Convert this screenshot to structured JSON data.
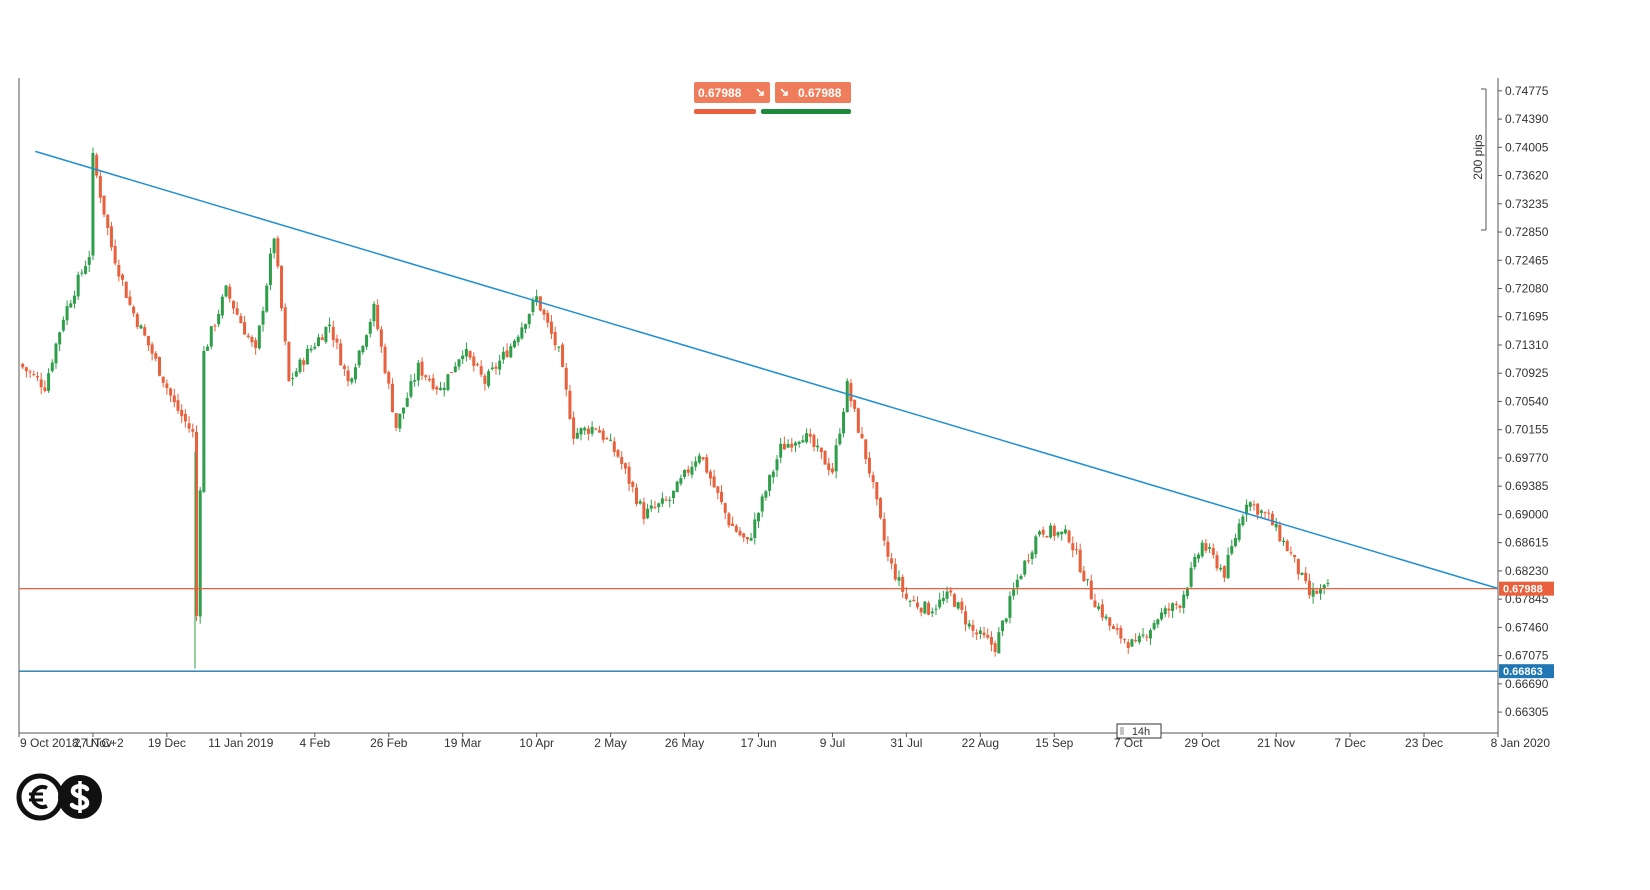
{
  "trade_panel": {
    "sell_price": "0.67988",
    "buy_price": "0.67988",
    "sell_color": "#ef7d5b",
    "buy_color": "#ef7d5b",
    "sell_bar_color": "#e8603c",
    "buy_bar_color": "#1e8a3c"
  },
  "scale_marker": {
    "label": "200 pips"
  },
  "period_marker": {
    "label": "14h"
  },
  "logo": {
    "icon_left": "euro-icon",
    "icon_right": "dollar-icon"
  },
  "chart_data": {
    "type": "candlestick",
    "title": "",
    "xlabel": "",
    "ylabel": "",
    "ylim": [
      0.6602,
      0.7495
    ],
    "x_tick_labels": [
      "9 Oct 2018, UTC+2",
      "27 Nov",
      "19 Dec",
      "11 Jan 2019",
      "4 Feb",
      "26 Feb",
      "19 Mar",
      "10 Apr",
      "2 May",
      "26 May",
      "17 Jun",
      "9 Jul",
      "31 Jul",
      "22 Aug",
      "15 Sep",
      "7 Oct",
      "29 Oct",
      "21 Nov",
      "7 Dec",
      "23 Dec",
      "8 Jan 2020"
    ],
    "y_ticks": [
      "0.74775",
      "0.74390",
      "0.74005",
      "0.73620",
      "0.73235",
      "0.72850",
      "0.72465",
      "0.72080",
      "0.71695",
      "0.71310",
      "0.70925",
      "0.70540",
      "0.70155",
      "0.69770",
      "0.69385",
      "0.69000",
      "0.68615",
      "0.68230",
      "0.67845",
      "0.67460",
      "0.67075",
      "0.66690",
      "0.66305"
    ],
    "current_price": {
      "label": "0.67988",
      "value": 0.67988,
      "color": "#e8603c"
    },
    "support_level": {
      "label": "0.66863",
      "value": 0.66863,
      "color": "#1f77b4"
    },
    "trendline": {
      "start": {
        "x_index": 0.22,
        "value": 0.7395
      },
      "end": {
        "x_index": 20.0,
        "value": 0.6799
      },
      "color": "#1f8fd1"
    },
    "up_color": "#2e9e4a",
    "down_color": "#e8603c",
    "swing_path": [
      [
        0.0,
        0.7105
      ],
      [
        0.35,
        0.7075
      ],
      [
        0.6,
        0.717
      ],
      [
        0.95,
        0.7255
      ],
      [
        1.0,
        0.7385
      ],
      [
        1.25,
        0.7265
      ],
      [
        1.5,
        0.7185
      ],
      [
        1.8,
        0.712
      ],
      [
        2.1,
        0.705
      ],
      [
        2.35,
        0.701
      ],
      [
        2.38,
        0.669
      ],
      [
        2.5,
        0.712
      ],
      [
        2.8,
        0.7205
      ],
      [
        3.2,
        0.712
      ],
      [
        3.45,
        0.728
      ],
      [
        3.65,
        0.708
      ],
      [
        3.9,
        0.712
      ],
      [
        4.2,
        0.716
      ],
      [
        4.45,
        0.708
      ],
      [
        4.8,
        0.718
      ],
      [
        5.1,
        0.702
      ],
      [
        5.4,
        0.71
      ],
      [
        5.7,
        0.707
      ],
      [
        6.0,
        0.7125
      ],
      [
        6.3,
        0.708
      ],
      [
        6.65,
        0.713
      ],
      [
        7.0,
        0.7195
      ],
      [
        7.3,
        0.712
      ],
      [
        7.5,
        0.701
      ],
      [
        7.8,
        0.702
      ],
      [
        8.1,
        0.698
      ],
      [
        8.45,
        0.69
      ],
      [
        8.8,
        0.692
      ],
      [
        9.2,
        0.6985
      ],
      [
        9.6,
        0.689
      ],
      [
        9.85,
        0.686
      ],
      [
        10.3,
        0.699
      ],
      [
        10.6,
        0.701
      ],
      [
        11.0,
        0.696
      ],
      [
        11.2,
        0.7075
      ],
      [
        11.5,
        0.696
      ],
      [
        11.75,
        0.684
      ],
      [
        12.0,
        0.6785
      ],
      [
        12.3,
        0.677
      ],
      [
        12.6,
        0.679
      ],
      [
        12.9,
        0.674
      ],
      [
        13.2,
        0.672
      ],
      [
        13.5,
        0.681
      ],
      [
        13.8,
        0.688
      ],
      [
        14.2,
        0.687
      ],
      [
        14.5,
        0.679
      ],
      [
        14.8,
        0.674
      ],
      [
        15.1,
        0.672
      ],
      [
        15.4,
        0.676
      ],
      [
        15.7,
        0.678
      ],
      [
        16.0,
        0.686
      ],
      [
        16.3,
        0.682
      ],
      [
        16.6,
        0.692
      ],
      [
        16.9,
        0.6895
      ],
      [
        17.2,
        0.6845
      ],
      [
        17.45,
        0.679
      ],
      [
        17.7,
        0.6799
      ]
    ]
  }
}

----

Search the entries for the word "icon" and gather every line where it appears.

    "icon_left": "euro-icon",
    "icon_right": "dollar-icon"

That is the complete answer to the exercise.